• TASK OBJECTIVE: Each record needs to be echoed exactly; can you do that?

▬▬▬▬▬▬

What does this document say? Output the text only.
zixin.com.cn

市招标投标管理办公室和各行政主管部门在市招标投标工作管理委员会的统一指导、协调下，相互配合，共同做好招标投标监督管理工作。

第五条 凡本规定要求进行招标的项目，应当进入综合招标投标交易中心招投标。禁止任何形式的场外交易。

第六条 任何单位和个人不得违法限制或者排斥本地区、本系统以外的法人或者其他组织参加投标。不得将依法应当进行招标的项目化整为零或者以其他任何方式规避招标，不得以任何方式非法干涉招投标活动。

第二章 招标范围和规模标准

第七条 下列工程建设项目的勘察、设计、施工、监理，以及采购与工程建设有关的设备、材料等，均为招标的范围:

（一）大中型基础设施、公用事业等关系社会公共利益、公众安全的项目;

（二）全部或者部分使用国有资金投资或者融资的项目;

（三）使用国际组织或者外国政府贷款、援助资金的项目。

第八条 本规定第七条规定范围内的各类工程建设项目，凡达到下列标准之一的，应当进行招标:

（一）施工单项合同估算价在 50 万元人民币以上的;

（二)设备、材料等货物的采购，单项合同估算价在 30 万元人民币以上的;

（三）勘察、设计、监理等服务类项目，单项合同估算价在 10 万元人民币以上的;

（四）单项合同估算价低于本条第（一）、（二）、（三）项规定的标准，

▬▬▬▬▬▬

• RESULT OF THE EXERCISE:
What does this document say? Output the text only.
zixin.com.cn

市招标投标管理办公室和各行政主管部门在市招标投标工作管理委员会的统一指导、协调下，相互配合，共同做好招标投标监督管理工作。

第五条 凡本规定要求进行招标的项目，应当进入综合招标投标交易中心招投标。禁止任何形式的场外交易。

第六条 任何单位和个人不得违法限制或者排斥本地区、本系统以外的法人或者其他组织参加投标。不得将依法应当进行招标的项目化整为零或者以其他任何方式规避招标，不得以任何方式非法干涉招投标活动。

第二章 招标范围和规模标准

第七条 下列工程建设项目的勘察、设计、施工、监理，以及采购与工程建设有关的设备、材料等，均为招标的范围:

（一）大中型基础设施、公用事业等关系社会公共利益、公众安全的项目;

（二）全部或者部分使用国有资金投资或者融资的项目;

（三）使用国际组织或者外国政府贷款、援助资金的项目。

第八条 本规定第七条规定范围内的各类工程建设项目，凡达到下列标准之一的，应当进行招标:

（一）施工单项合同估算价在 50 万元人民币以上的;

（二)设备、材料等货物的采购，单项合同估算价在 30 万元人民币以上的;

（三）勘察、设计、监理等服务类项目，单项合同估算价在 10 万元人民币以上的;

（四）单项合同估算价低于本条第（一）、（二）、（三）项规定的标准，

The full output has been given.